● **What to work on**:
Give the number of lines that include the word "одной", and nothing else.

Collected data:
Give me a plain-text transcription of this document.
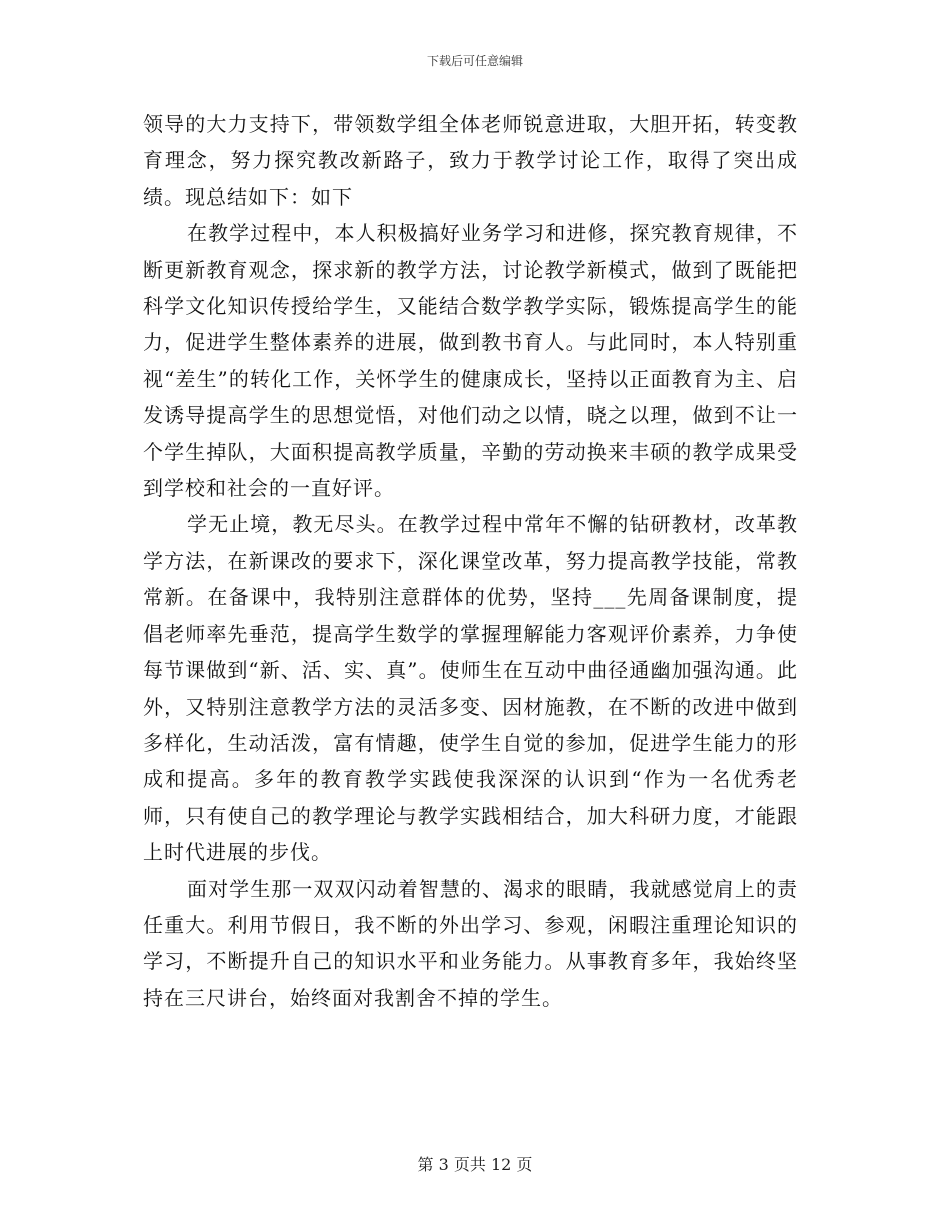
下载后可任意编辑

领导的大力支持下，带领数学组全体老师锐意进取，大胆开拓，转变教育理念，努力探究教改新路子，致力于教学讨论工作，取得了突出成绩。现总结如下：如下

在教学过程中，本人积极搞好业务学习和进修，探究教育规律，不断更新教育观念，探求新的教学方法，讨论教学新模式，做到了既能把科学文化知识传授给学生，又能结合数学教学实际，锻炼提高学生的能力，促进学生整体素养的进展，做到教书育人。与此同时，本人特别重视“差生”的转化工作，关怀学生的健康成长，坚持以正面教育为主、启发诱导提高学生的思想觉悟，对他们动之以情，晓之以理，做到不让一个学生掉队，大面积提高教学质量，辛勤的劳动换来丰硕的教学成果受到学校和社会的一直好评。

学无止境，教无尽头。在教学过程中常年不懈的钻研教材，改革教学方法，在新课改的要求下，深化课堂改革，努力提高教学技能，常教常新。在备课中，我特别注意群体的优势，坚持___先周备课制度，提倡老师率先垂范，提高学生数学的掌握理解能力客观评价素养，力争使每节课做到“新、活、实、真”。使师生在互动中曲径通幽加强沟通。此外，又特别注意教学方法的灵活多变、因材施教，在不断的改进中做到多样化，生动活泼，富有情趣，使学生自觉的参加，促进学生能力的形成和提高。多年的教育教学实践使我深深的认识到“作为一名优秀老师，只有使自己的教学理论与教学实践相结合，加大科研力度，才能跟上时代进展的步伐。

面对学生那一双双闪动着智慧的、渴求的眼睛，我就感觉肩上的责任重大。利用节假日，我不断的外出学习、参观，闲暇注重理论知识的学习，不断提升自己的知识水平和业务能力。从事教育多年，我始终坚持在三尺讲台，始终面对我割舍不掉的学生。

第 3 页共 12 页
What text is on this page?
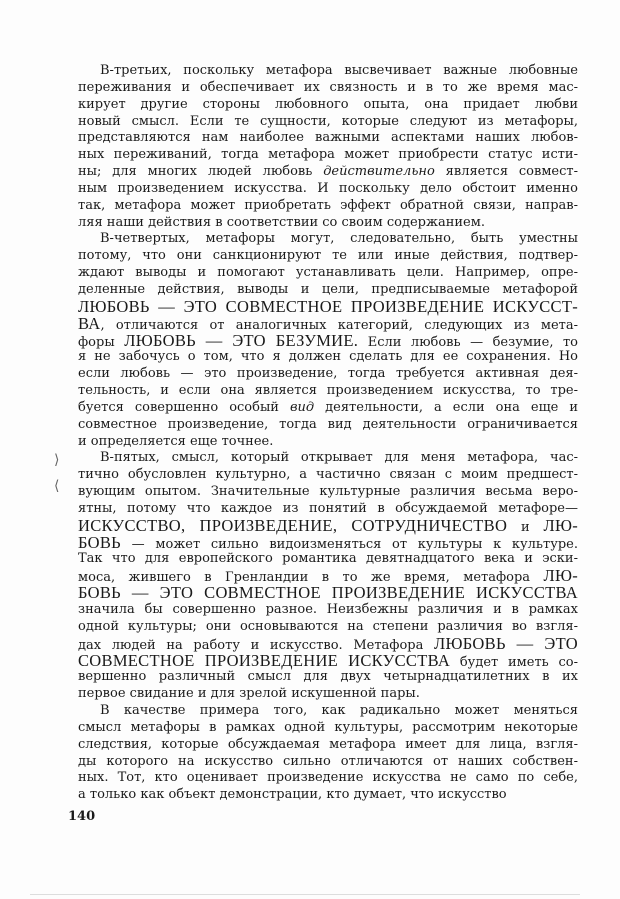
В-третьих, поскольку метафора высвечивает важные любовные
переживания и обеспечивает их связность и в то же время мас-
кирует другие стороны любовного опыта, она придает любви
новый смысл. Если те сущности, которые следуют из метафоры,
представляются нам наиболее важными аспектами наших любов-
ных переживаний, тогда метафора может приобрести статус исти-
ны; для многих людей любовь действительно является совмест-
ным произведением искусства. И поскольку дело обстоит именно
так, метафора может приобретать эффект обратной связи, направ-
ляя наши действия в соответствии со своим содержанием.
В-четвертых, метафоры могут, следовательно, быть уместны
потому, что они санкционируют те или иные действия, подтвер-
ждают выводы и помогают устанавливать цели. Например, опре-
деленные действия, выводы и цели, предписываемые метафорой
ЛЮБОВЬ — ЭТО СОВМЕСТНОЕ ПРОИЗВЕДЕНИЕ ИСКУССТ-
ВА, отличаются от аналогичных категорий, следующих из мета-
форы ЛЮБОВЬ — ЭТО БЕЗУМИЕ. Если любовь — безумие, то
я не забочусь о том, что я должен сделать для ее сохранения. Но
если любовь — это произведение, тогда требуется активная дея-
тельность, и если она является произведением искусства, то тре-
буется совершенно особый вид деятельности, а если она еще и
совместное произведение, тогда вид деятельности ограничивается
и определяется еще точнее.
В-пятых, смысл, который открывает для меня метафора, час-
тично обусловлен культурно, а частично связан с моим предшест-
вующим опытом. Значительные культурные различия весьма веро-
ятны, потому что каждое из понятий в обсуждаемой метафоре—
ИСКУССТВО, ПРОИЗВЕДЕНИЕ, СОТРУДНИЧЕСТВО и ЛЮ-
БОВЬ — может сильно видоизменяться от культуры к культуре.
Так что для европейского романтика девятнадцатого века и эски-
моса, жившего в Гренландии в то же время, метафора ЛЮ-
БОВЬ — ЭТО СОВМЕСТНОЕ ПРОИЗВЕДЕНИЕ ИСКУССТВА
значила бы совершенно разное. Неизбежны различия и в рамках
одной культуры; они основываются на степени различия во взгля-
дах людей на работу и искусство. Метафора ЛЮБОВЬ — ЭТО
СОВМЕСТНОЕ ПРОИЗВЕДЕНИЕ ИСКУССТВА будет иметь со-
вершенно различный смысл для двух четырнадцатилетних в их
первое свидание и для зрелой искушенной пары.
В качестве примера того, как радикально может меняться
смысл метафоры в рамках одной культуры, рассмотрим некоторые
следствия, которые обсуждаемая метафора имеет для лица, взгля-
ды которого на искусство сильно отличаются от наших собствен-
ных. Тот, кто оценивает произведение искусства не само по себе,
а только как объект демонстрации, кто думает, что искусство
⟩
⟨
140
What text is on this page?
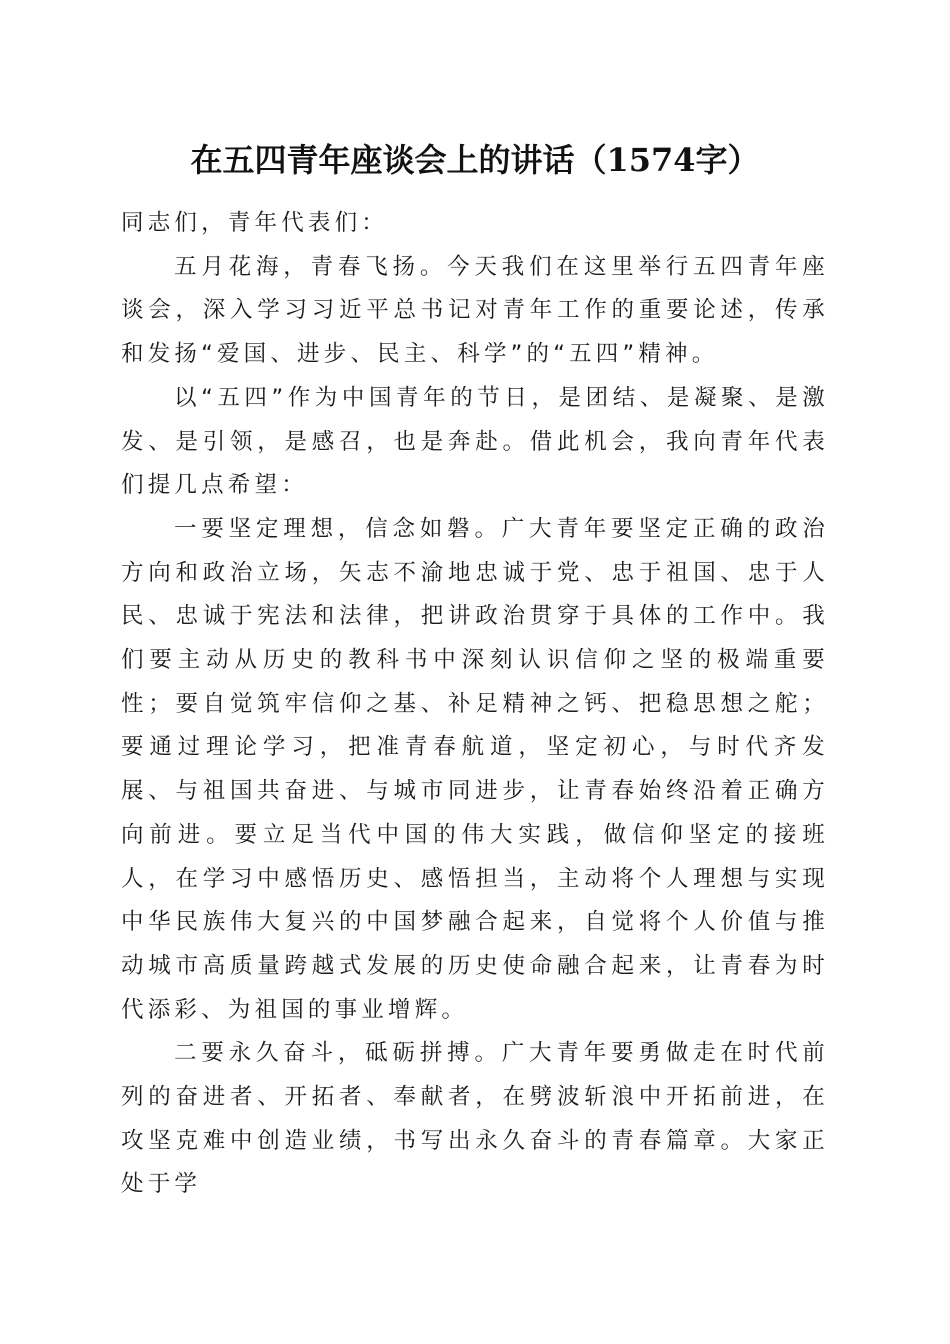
在五四青年座谈会上的讲话（1574字）

同志们，青年代表们：

五月花海，青春飞扬。今天我们在这里举行五四青年座谈会，深入学习习近平总书记对青年工作的重要论述，传承和发扬“爱国、进步、民主、科学”的“五四”精神。

以“五四”作为中国青年的节日，是团结、是凝聚、是激发、是引领，是感召，也是奔赴。借此机会，我向青年代表们提几点希望：

一要坚定理想，信念如磐。广大青年要坚定正确的政治方向和政治立场，矢志不渝地忠诚于党、忠于祖国、忠于人民、忠诚于宪法和法律，把讲政治贯穿于具体的工作中。我们要主动从历史的教科书中深刻认识信仰之坚的极端重要性；要自觉筑牢信仰之基、补足精神之钙、把稳思想之舵；要通过理论学习，把准青春航道，坚定初心，与时代齐发展、与祖国共奋进、与城市同进步，让青春始终沿着正确方向前进。要立足当代中国的伟大实践，做信仰坚定的接班人，在学习中感悟历史、感悟担当，主动将个人理想与实现中华民族伟大复兴的中国梦融合起来，自觉将个人价值与推动城市高质量跨越式发展的历史使命融合起来，让青春为时代添彩、为祖国的事业增辉。

二要永久奋斗，砥砺拼搏。广大青年要勇做走在时代前列的奋进者、开拓者、奉献者，在劈波斩浪中开拓前进，在攻坚克难中创造业绩，书写出永久奋斗的青春篇章。大家正处于学
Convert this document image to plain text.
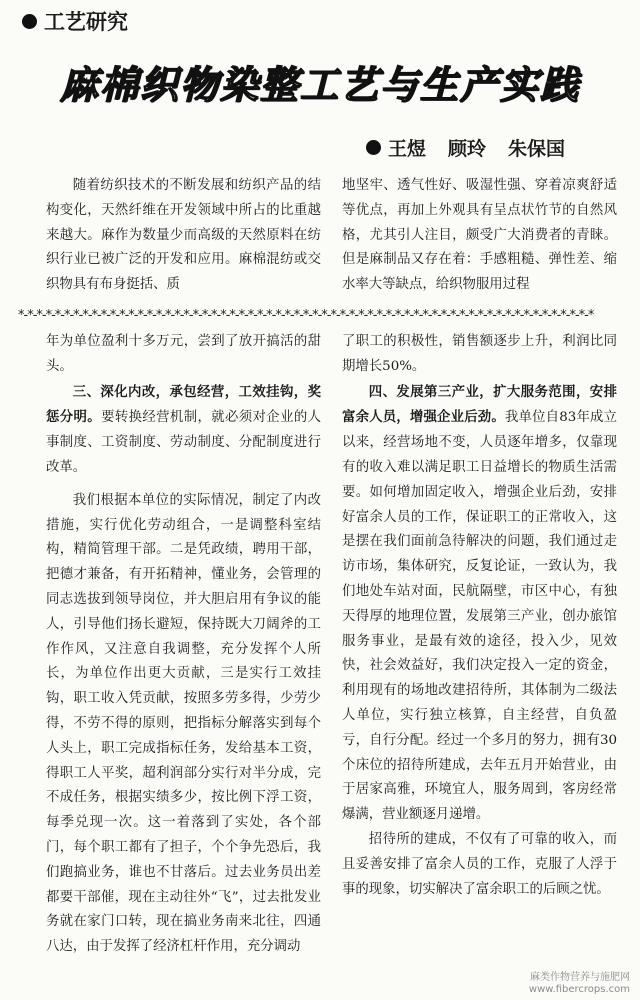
工艺研究
麻棉织物染整工艺与生产实践
王煜 顾玲 朱保国

随着纺织技术的不断发展和纺织产品的结构变化，天然纤维在开发领域中所占的比重越来越大。麻作为数量少而高级的天然原料在纺织行业已被广泛的开发和应用。麻棉混纺或交织物具有布身挺括、质

地坚牢、透气性好、吸湿性强、穿着凉爽舒适等优点，再加上外观具有呈点状竹节的自然风格，尤其引人注目，颇受广大消费者的青睐。但是麻制品又存在着：手感粗糙、弹性差、缩水率大等缺点，给织物服用过程

*-*-*-*-*-*-*-*-*-*-*-*-*-*-*-*-*-*-*-*-*-*-*-*-*-*-*-*-*-*-*-*-*-*-*-*-*-*-*-*-*-*-*-*-*-*-*-*-*-*-*-*-*-*-*-*-*-*-*-*-*-*-*

年为单位盈利十多万元，尝到了放开搞活的甜头。

三、深化内改，承包经营，工效挂钩，奖惩分明。要转换经营机制，就必须对企业的人事制度、工资制度、劳动制度、分配制度进行改革。

我们根据本单位的实际情况，制定了内改措施，实行优化劳动组合，一是调整科室结构，精简管理干部。二是凭政绩，聘用干部，把德才兼备，有开拓精神，懂业务，会管理的同志选拔到领导岗位，并大胆启用有争议的能人，引导他们扬长避短，保持既大刀阔斧的工作作风，又注意自我调整，充分发挥个人所长，为单位作出更大贡献，三是实行工效挂钩，职工收入凭贡献，按照多劳多得，少劳少得，不劳不得的原则，把指标分解落实到每个人头上，职工完成指标任务，发给基本工资，得职工人平奖，超利润部分实行对半分成，完不成任务，根据实绩多少，按比例下浮工资，每季兑现一次。这一着落到了实处，各个部门，每个职工都有了担子，个个争先恐后，我们跑搞业务，谁也不甘落后。过去业务员出差都要干部催，现在主动往外“飞”，过去批发业务就在家门口转，现在搞业务南来北往，四通八达，由于发挥了经济杠杆作用，充分调动

了职工的积极性，销售额逐步上升，利润比同期增长50%。

四、发展第三产业，扩大服务范围，安排富余人员，增强企业后劲。我单位自83年成立以来，经营场地不变，人员逐年增多，仅靠现有的收入难以满足职工日益增长的物质生活需要。如何增加固定收入，增强企业后劲，安排好富余人员的工作，保证职工的正常收入，这是摆在我们面前急待解决的问题，我们通过走访市场，集体研究，反复论证，一致认为，我们地处车站对面，民航隔壁，市区中心，有独天得厚的地理位置，发展第三产业，创办旅馆服务事业，是最有效的途径，投入少，见效快，社会效益好，我们决定投入一定的资金，利用现有的场地改建招待所，其体制为二级法人单位，实行独立核算，自主经营，自负盈亏，自行分配。经过一个多月的努力，拥有30个床位的招待所建成，去年五月开始营业，由于居家高雅，环境宜人，服务周到，客房经常爆满，营业额逐月递增。

招待所的建成，不仅有了可靠的收入，而且妥善安排了富余人员的工作，克服了人浮于事的现象，切实解决了富余职工的后顾之忧。

麻类作物营养与施肥网
www.fibercrops.com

● **Final result**:
2